(Extracted data entries)
-=-=-

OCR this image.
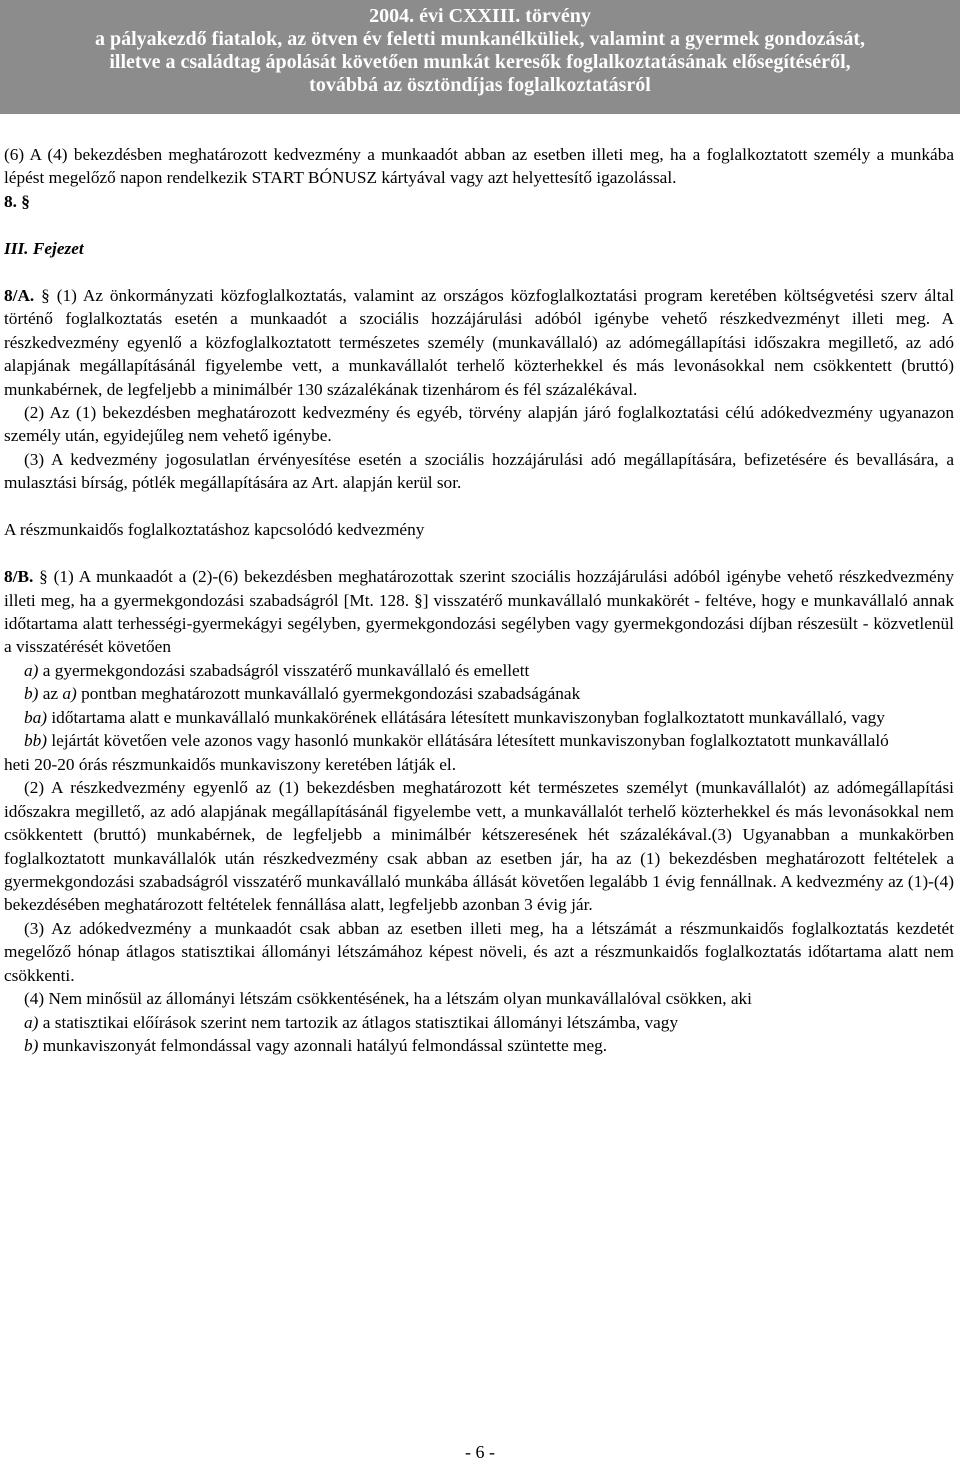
2004. évi CXXIII. törvény
a pályakezdő fiatalok, az ötven év feletti munkanélküliek, valamint a gyermek gondozását,
illetve a családtag ápolását követően munkát keresők foglalkoztatásának elősegítéséről,
továbbá az ösztöndíjas foglalkoztatásról

(6) A (4) bekezdésben meghatározott kedvezmény a munkaadót abban az esetben illeti meg, ha a foglalkoztatott személy a munkába lépést megelőző napon rendelkezik START BÓNUSZ kártyával vagy azt helyettesítő igazolással.

8. §

III. Fejezet

8/A. § (1) Az önkormányzati közfoglalkoztatás, valamint az országos közfoglalkoztatási program keretében költségvetési szerv által történő foglalkoztatás esetén a munkaadót a szociális hozzájárulási adóból igénybe vehető részkedvezményt illeti meg. A részkedvezmény egyenlő a közfoglalkoztatott természetes személy (munkavállaló) az adómegállapítási időszakra megillető, az adó alapjának megállapításánál figyelembe vett, a munkavállalót terhelő közterhekkel és más levonásokkal nem csökkentett (bruttó) munkabérnek, de legfeljebb a minimálbér 130 százalékának tizenhárom és fél százalékával.

(2) Az (1) bekezdésben meghatározott kedvezmény és egyéb, törvény alapján járó foglalkoztatási célú adókedvezmény ugyanazon személy után, egyidejűleg nem vehető igénybe.

(3) A kedvezmény jogosulatlan érvényesítése esetén a szociális hozzájárulási adó megállapítására, befizetésére és bevallására, a mulasztási bírság, pótlék megállapítására az Art. alapján kerül sor.

A részmunkaidős foglalkoztatáshoz kapcsolódó kedvezmény

8/B. § (1) A munkaadót a (2)-(6) bekezdésben meghatározottak szerint szociális hozzájárulási adóból igénybe vehető részkedvezmény illeti meg, ha a gyermekgondozási szabadságról [Mt. 128. §] visszatérő munkavállaló munkakörét - feltéve, hogy e munkavállaló annak időtartama alatt terhességi-gyermekágyi segélyben, gyermekgondozási segélyben vagy gyermekgondozási díjban részesült - közvetlenül a visszatérését követően

a) a gyermekgondozási szabadságról visszatérő munkavállaló és emellett

b) az a) pontban meghatározott munkavállaló gyermekgondozási szabadságának

ba) időtartama alatt e munkavállaló munkakörének ellátására létesített munkaviszonyban foglalkoztatott munkavállaló, vagy

bb) lejártát követően vele azonos vagy hasonló munkakör ellátására létesített munkaviszonyban foglalkoztatott munkavállaló

heti 20-20 órás részmunkaidős munkaviszony keretében látják el.

(2) A részkedvezmény egyenlő az (1) bekezdésben meghatározott két természetes személyt (munkavállalót) az adómegállapítási időszakra megillető, az adó alapjának megállapításánál figyelembe vett, a munkavállalót terhelő közterhekkel és más levonásokkal nem csökkentett (bruttó) munkabérnek, de legfeljebb a minimálbér kétszeresének hét százalékával.(3) Ugyanabban a munkakörben foglalkoztatott munkavállalók után részkedvezmény csak abban az esetben jár, ha az (1) bekezdésben meghatározott feltételek a gyermekgondozási szabadságról visszatérő munkavállaló munkába állását követően legalább 1 évig fennállnak. A kedvezmény az (1)-(4) bekezdésében meghatározott feltételek fennállása alatt, legfeljebb azonban 3 évig jár.

(3) Az adókedvezmény a munkaadót csak abban az esetben illeti meg, ha a létszámát a részmunkaidős foglalkoztatás kezdetét megelőző hónap átlagos statisztikai állományi létszámához képest növeli, és azt a részmunkaidős foglalkoztatás időtartama alatt nem csökkenti.

(4) Nem minősül az állományi létszám csökkentésének, ha a létszám olyan munkavállalóval csökken, aki

a) a statisztikai előírások szerint nem tartozik az átlagos statisztikai állományi létszámba, vagy

b) munkaviszonyát felmondással vagy azonnali hatályú felmondással szüntette meg.

- 6 -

-=-=-

Look through the data and gather every line with the string "munkaviszonyban" in it.

Answer below —
ba) időtartama alatt e munkavállaló munkakörének ellátására létesített munkaviszonyban foglalkoztatott munkavállaló, vagy
bb) lejártát követően vele azonos vagy hasonló munkakör ellátására létesített munkaviszonyban foglalkoztatott munkavállaló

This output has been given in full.